◆ **Task description**: Look through the listing and locate every line containing the word "JSON"; copy those lines.
>> begin
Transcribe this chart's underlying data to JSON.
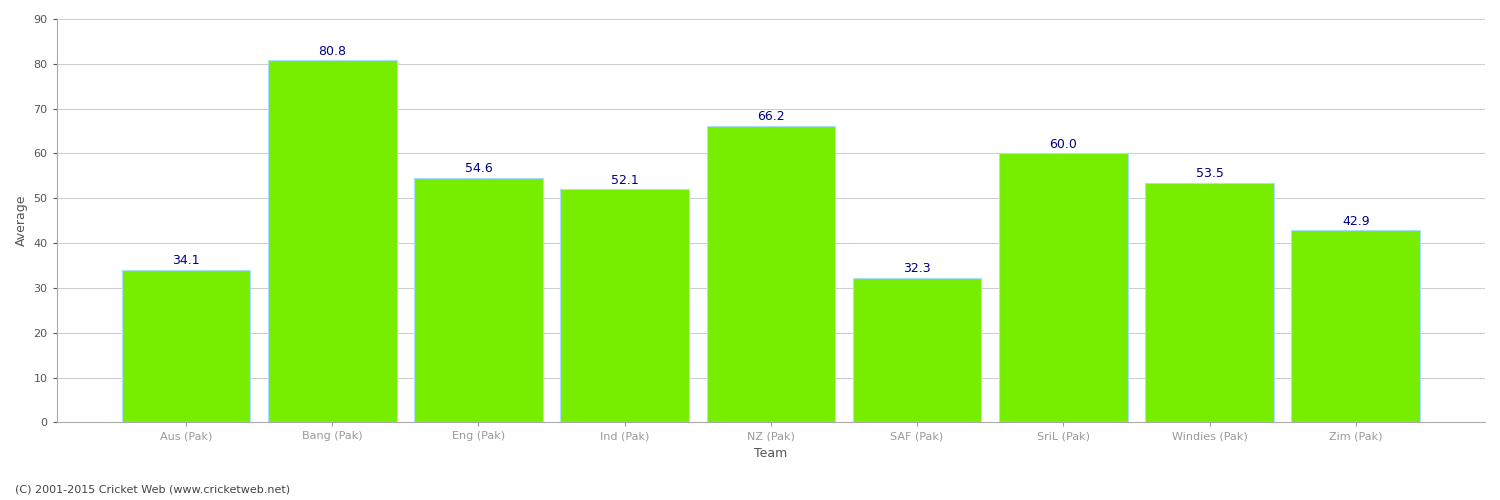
{
  "categories": [
    "Aus (Pak)",
    "Bang (Pak)",
    "Eng (Pak)",
    "Ind (Pak)",
    "NZ (Pak)",
    "SAF (Pak)",
    "SriL (Pak)",
    "Windies (Pak)",
    "Zim (Pak)"
  ],
  "values": [
    34.1,
    80.8,
    54.6,
    52.1,
    66.2,
    32.3,
    60.0,
    53.5,
    42.9
  ],
  "bar_color": "#77ee00",
  "bar_edge_color": "#aaddff",
  "label_color": "#000080",
  "ylabel": "Average",
  "xlabel": "Team",
  "ylim": [
    0,
    90
  ],
  "yticks": [
    0,
    10,
    20,
    30,
    40,
    50,
    60,
    70,
    80,
    90
  ],
  "grid_color": "#cccccc",
  "background_color": "#ffffff",
  "label_fontsize": 9,
  "axis_fontsize": 9,
  "tick_fontsize": 8,
  "bar_width": 0.88,
  "footer_text": "(C) 2001-2015 Cricket Web (www.cricketweb.net)",
  "footer_fontsize": 8,
  "footer_color": "#444444"
}
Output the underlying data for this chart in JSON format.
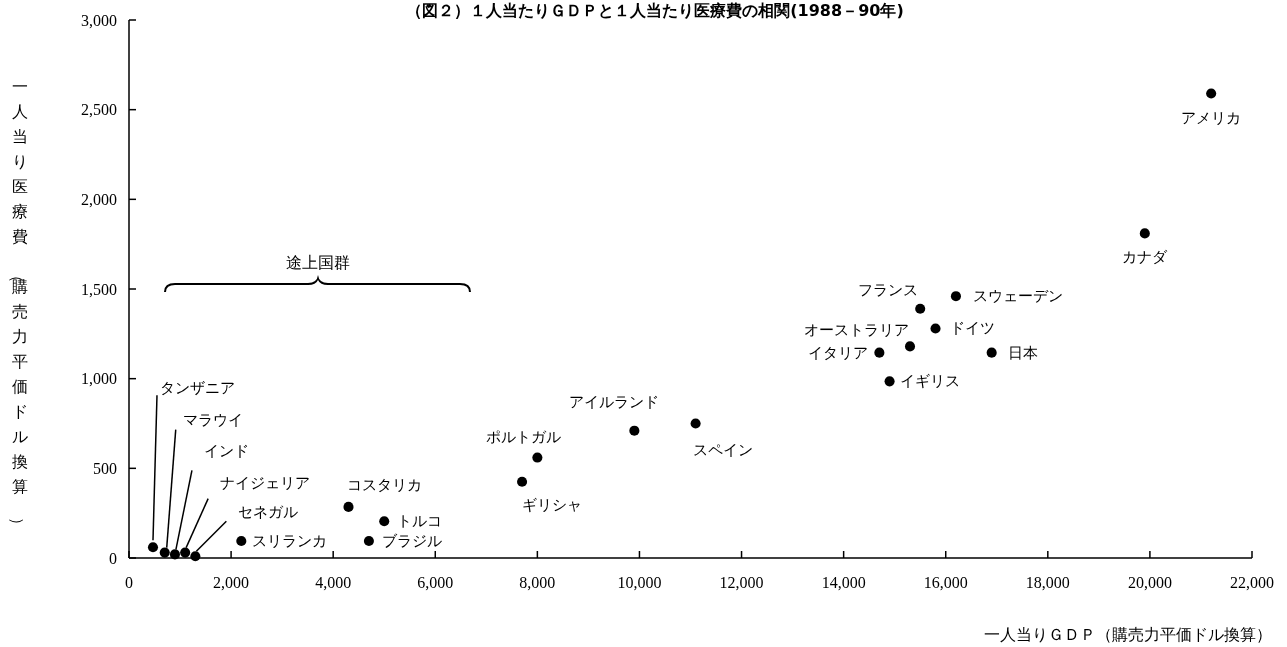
{
  "chart_data": {
    "type": "scatter",
    "title": "（図２）１人当たりＧＤＰと１人当たり医療費の相関(1988－90年)",
    "xlabel": "一人当りＧＤＰ（購売力平価ドル換算）",
    "ylabel": "一人当り医療費（購売力平価ドル換算）",
    "series": [
      {
        "color": "#000000",
        "x": [
          470,
          700,
          900,
          1100,
          1300,
          2200,
          4300,
          5000,
          4700,
          7700,
          8000,
          9900,
          11100,
          15500,
          16200,
          15800,
          15300,
          14700,
          16900,
          14900,
          19900,
          21200
        ],
        "values": [
          60,
          30,
          20,
          30,
          10,
          95,
          285,
          205,
          95,
          425,
          560,
          710,
          750,
          1390,
          1460,
          1280,
          1180,
          1145,
          1145,
          985,
          1810,
          2590
        ]
      }
    ],
    "annotations": [
      {
        "text": "タンザニア",
        "x": 470,
        "y": 60
      },
      {
        "text": "マラウイ",
        "x": 700,
        "y": 30
      },
      {
        "text": "インド",
        "x": 900,
        "y": 20
      },
      {
        "text": "ナイジェリア",
        "x": 1100,
        "y": 30
      },
      {
        "text": "セネガル",
        "x": 1300,
        "y": 10
      },
      {
        "text": "スリランカ",
        "x": 2200,
        "y": 95
      },
      {
        "text": "コスタリカ",
        "x": 4300,
        "y": 285
      },
      {
        "text": "トルコ",
        "x": 5000,
        "y": 205
      },
      {
        "text": "ブラジル",
        "x": 4700,
        "y": 95
      },
      {
        "text": "ギリシャ",
        "x": 7700,
        "y": 425
      },
      {
        "text": "ポルトガル",
        "x": 8000,
        "y": 560
      },
      {
        "text": "アイルランド",
        "x": 9900,
        "y": 710
      },
      {
        "text": "スペイン",
        "x": 11100,
        "y": 750
      },
      {
        "text": "フランス",
        "x": 15500,
        "y": 1390
      },
      {
        "text": "スウェーデン",
        "x": 16200,
        "y": 1460
      },
      {
        "text": "ドイツ",
        "x": 15800,
        "y": 1280
      },
      {
        "text": "オーストラリア",
        "x": 15300,
        "y": 1180
      },
      {
        "text": "イタリア",
        "x": 14700,
        "y": 1145
      },
      {
        "text": "日本",
        "x": 16900,
        "y": 1145
      },
      {
        "text": "イギリス",
        "x": 14900,
        "y": 985
      },
      {
        "text": "カナダ",
        "x": 19900,
        "y": 1810
      },
      {
        "text": "アメリカ",
        "x": 21200,
        "y": 2590
      },
      "途上国群"
    ],
    "xlim": [
      0,
      22000
    ],
    "ylim": [
      0,
      3000
    ],
    "xticks": [
      0,
      {
        "value": 2000,
        "label": "2,000"
      },
      {
        "value": 4000,
        "label": "4,000"
      },
      {
        "value": 6000,
        "label": "6,000"
      },
      {
        "value": 8000,
        "label": "8,000"
      },
      {
        "value": 10000,
        "label": "10,000"
      },
      {
        "value": 12000,
        "label": "12,000"
      },
      {
        "value": 14000,
        "label": "14,000"
      },
      {
        "value": 16000,
        "label": "16,000"
      },
      {
        "value": 18000,
        "label": "18,000"
      },
      {
        "value": 20000,
        "label": "20,000"
      },
      {
        "value": 22000,
        "label": "22,000"
      }
    ],
    "yticks": [
      0,
      {
        "value": 500,
        "label": "500"
      },
      {
        "value": 1000,
        "label": "1,000"
      },
      {
        "value": 1500,
        "label": "1,500"
      },
      {
        "value": 2000,
        "label": "2,000"
      },
      {
        "value": 2500,
        "label": "2,500"
      },
      {
        "value": 3000,
        "label": "3,000"
      }
    ],
    "marker": "circle",
    "grid": false
  }
}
>> end
◆ **The output**:
Transcribe this chart's underlying data to JSON.
Output the underlying data for this chart in JSON format.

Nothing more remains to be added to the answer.